Problem statement: Write out every line of the listing below word for word, leaving out the pictures.

Entries shown:
************

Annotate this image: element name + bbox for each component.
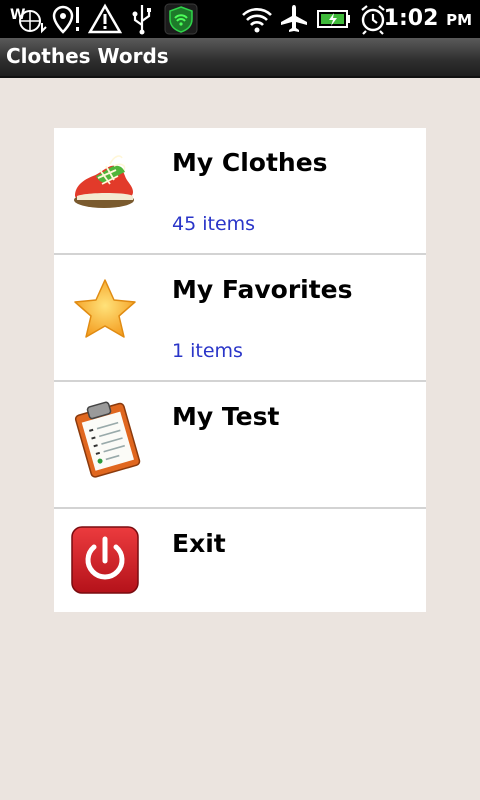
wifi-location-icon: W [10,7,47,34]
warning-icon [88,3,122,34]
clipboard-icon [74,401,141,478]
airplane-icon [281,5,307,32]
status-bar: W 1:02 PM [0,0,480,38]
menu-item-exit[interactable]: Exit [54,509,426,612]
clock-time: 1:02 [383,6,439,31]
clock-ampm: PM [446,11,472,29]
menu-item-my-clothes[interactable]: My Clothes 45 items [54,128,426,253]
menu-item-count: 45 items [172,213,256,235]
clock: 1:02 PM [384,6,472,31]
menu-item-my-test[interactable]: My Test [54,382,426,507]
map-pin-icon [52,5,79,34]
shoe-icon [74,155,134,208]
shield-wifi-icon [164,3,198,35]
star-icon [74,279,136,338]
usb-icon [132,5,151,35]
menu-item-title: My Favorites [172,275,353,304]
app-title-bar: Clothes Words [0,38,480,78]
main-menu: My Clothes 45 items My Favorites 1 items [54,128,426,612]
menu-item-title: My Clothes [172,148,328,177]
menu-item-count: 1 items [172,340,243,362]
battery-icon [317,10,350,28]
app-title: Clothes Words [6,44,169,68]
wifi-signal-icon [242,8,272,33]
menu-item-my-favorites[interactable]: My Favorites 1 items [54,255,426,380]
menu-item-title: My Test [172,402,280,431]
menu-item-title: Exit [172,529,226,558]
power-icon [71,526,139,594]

************

Response:
Annotate this image: element name + bbox for each component.
wifi-location-icon: W [10,7,47,34]
warning-icon [88,3,122,34]
clipboard-icon [74,401,141,478]
airplane-icon [281,5,307,32]
status-bar: W 1:02 PM [0,0,480,38]
menu-item-exit[interactable]: Exit [54,509,426,612]
clock-time: 1:02 [383,6,439,31]
clock-ampm: PM [446,11,472,29]
menu-item-my-clothes[interactable]: My Clothes 45 items [54,128,426,253]
menu-item-count: 45 items [172,213,256,235]
clock: 1:02 PM [384,6,472,31]
menu-item-my-test[interactable]: My Test [54,382,426,507]
map-pin-icon [52,5,79,34]
shoe-icon [74,155,134,208]
shield-wifi-icon [164,3,198,35]
star-icon [74,279,136,338]
usb-icon [132,5,151,35]
menu-item-title: My Favorites [172,275,353,304]
app-title-bar: Clothes Words [0,38,480,78]
main-menu: My Clothes 45 items My Favorites 1 items [54,128,426,612]
menu-item-title: My Clothes [172,148,328,177]
menu-item-count: 1 items [172,340,243,362]
battery-icon [317,10,350,28]
app-title: Clothes Words [6,44,169,68]
wifi-signal-icon [242,8,272,33]
menu-item-my-favorites[interactable]: My Favorites 1 items [54,255,426,380]
menu-item-title: My Test [172,402,280,431]
menu-item-title: Exit [172,529,226,558]
power-icon [71,526,139,594]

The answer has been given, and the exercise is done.